= Beginning of Section =

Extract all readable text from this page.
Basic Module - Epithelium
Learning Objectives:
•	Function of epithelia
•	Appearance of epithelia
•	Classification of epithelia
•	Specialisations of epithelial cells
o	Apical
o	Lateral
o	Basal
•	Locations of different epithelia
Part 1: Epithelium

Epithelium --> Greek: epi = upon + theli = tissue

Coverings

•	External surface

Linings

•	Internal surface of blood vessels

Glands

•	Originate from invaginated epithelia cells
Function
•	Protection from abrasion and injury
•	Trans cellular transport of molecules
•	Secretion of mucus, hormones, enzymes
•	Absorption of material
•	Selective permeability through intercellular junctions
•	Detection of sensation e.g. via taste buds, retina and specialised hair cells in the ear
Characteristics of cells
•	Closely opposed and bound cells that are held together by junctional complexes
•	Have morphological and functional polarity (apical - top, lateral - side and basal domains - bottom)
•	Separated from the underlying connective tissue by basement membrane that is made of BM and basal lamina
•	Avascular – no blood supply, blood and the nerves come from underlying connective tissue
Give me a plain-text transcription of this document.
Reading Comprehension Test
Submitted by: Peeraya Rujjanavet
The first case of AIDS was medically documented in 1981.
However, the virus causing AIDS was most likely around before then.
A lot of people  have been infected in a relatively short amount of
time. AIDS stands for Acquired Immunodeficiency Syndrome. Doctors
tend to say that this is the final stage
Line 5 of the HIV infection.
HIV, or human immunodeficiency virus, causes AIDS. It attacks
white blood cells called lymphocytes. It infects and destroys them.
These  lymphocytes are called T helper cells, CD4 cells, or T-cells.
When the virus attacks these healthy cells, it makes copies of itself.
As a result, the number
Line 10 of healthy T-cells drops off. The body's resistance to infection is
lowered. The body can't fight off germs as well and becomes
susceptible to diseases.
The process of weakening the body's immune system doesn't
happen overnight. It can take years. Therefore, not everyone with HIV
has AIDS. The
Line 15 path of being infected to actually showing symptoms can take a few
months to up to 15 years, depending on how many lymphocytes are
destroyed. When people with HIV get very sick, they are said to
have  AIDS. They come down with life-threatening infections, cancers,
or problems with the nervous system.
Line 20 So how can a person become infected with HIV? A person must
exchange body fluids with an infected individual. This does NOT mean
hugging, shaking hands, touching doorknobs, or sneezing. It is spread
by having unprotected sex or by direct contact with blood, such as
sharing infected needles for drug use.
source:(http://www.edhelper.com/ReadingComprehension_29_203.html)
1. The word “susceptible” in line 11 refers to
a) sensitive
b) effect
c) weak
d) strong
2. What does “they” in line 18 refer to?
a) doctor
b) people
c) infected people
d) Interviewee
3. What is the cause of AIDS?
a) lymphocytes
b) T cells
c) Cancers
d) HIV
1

= End of Section =

REQUIREMENT. Top to bottom, transcribe every line above exactly.

SOLUTION.
Extract all readable text from this page.
Basic Module - Epithelium
Learning Objectives:
•	Function of epithelia
•	Appearance of epithelia
•	Classification of epithelia
•	Specialisations of epithelial cells
o	Apical
o	Lateral
o	Basal
•	Locations of different epithelia
Part 1: Epithelium

Epithelium --> Greek: epi = upon + theli = tissue

Coverings

•	External surface

Linings

•	Internal surface of blood vessels

Glands

•	Originate from invaginated epithelia cells
Function
•	Protection from abrasion and injury
•	Trans cellular transport of molecules
•	Secretion of mucus, hormones, enzymes
•	Absorption of material
•	Selective permeability through intercellular junctions
•	Detection of sensation e.g. via taste buds, retina and specialised hair cells in the ear
Characteristics of cells
•	Closely opposed and bound cells that are held together by junctional complexes
•	Have morphological and functional polarity (apical - top, lateral - side and basal domains - bottom)
•	Separated from the underlying connective tissue by basement membrane that is made of BM and basal lamina
•	Avascular – no blood supply, blood and the nerves come from underlying connective tissue
Give me a plain-text transcription of this document.
Reading Comprehension Test
Submitted by: Peeraya Rujjanavet
The first case of AIDS was medically documented in 1981.
However, the virus causing AIDS was most likely around before then.
A lot of people  have been infected in a relatively short amount of
time. AIDS stands for Acquired Immunodeficiency Syndrome. Doctors
tend to say that this is the final stage
Line 5 of the HIV infection.
HIV, or human immunodeficiency virus, causes AIDS. It attacks
white blood cells called lymphocytes. It infects and destroys them.
These  lymphocytes are called T helper cells, CD4 cells, or T-cells.
When the virus attacks these healthy cells, it makes copies of itself.
As a result, the number
Line 10 of healthy T-cells drops off. The body's resistance to infection is
lowered. The body can't fight off germs as well and becomes
susceptible to diseases.
The process of weakening the body's immune system doesn't
happen overnight. It can take years. Therefore, not everyone with HIV
has AIDS. The
Line 15 path of being infected to actually showing symptoms can take a few
months to up to 15 years, depending on how many lymphocytes are
destroyed. When people with HIV get very sick, they are said to
have  AIDS. They come down with life-threatening infections, cancers,
or problems with the nervous system.
Line 20 So how can a person become infected with HIV? A person must
exchange body fluids with an infected individual. This does NOT mean
hugging, shaking hands, touching doorknobs, or sneezing. It is spread
by having unprotected sex or by direct contact with blood, such as
sharing infected needles for drug use.
source:(http://www.edhelper.com/ReadingComprehension_29_203.html)
1. The word “susceptible” in line 11 refers to
a) sensitive
b) effect
c) weak
d) strong
2. What does “they” in line 18 refer to?
a) doctor
b) people
c) infected people
d) Interviewee
3. What is the cause of AIDS?
a) lymphocytes
b) T cells
c) Cancers
d) HIV
1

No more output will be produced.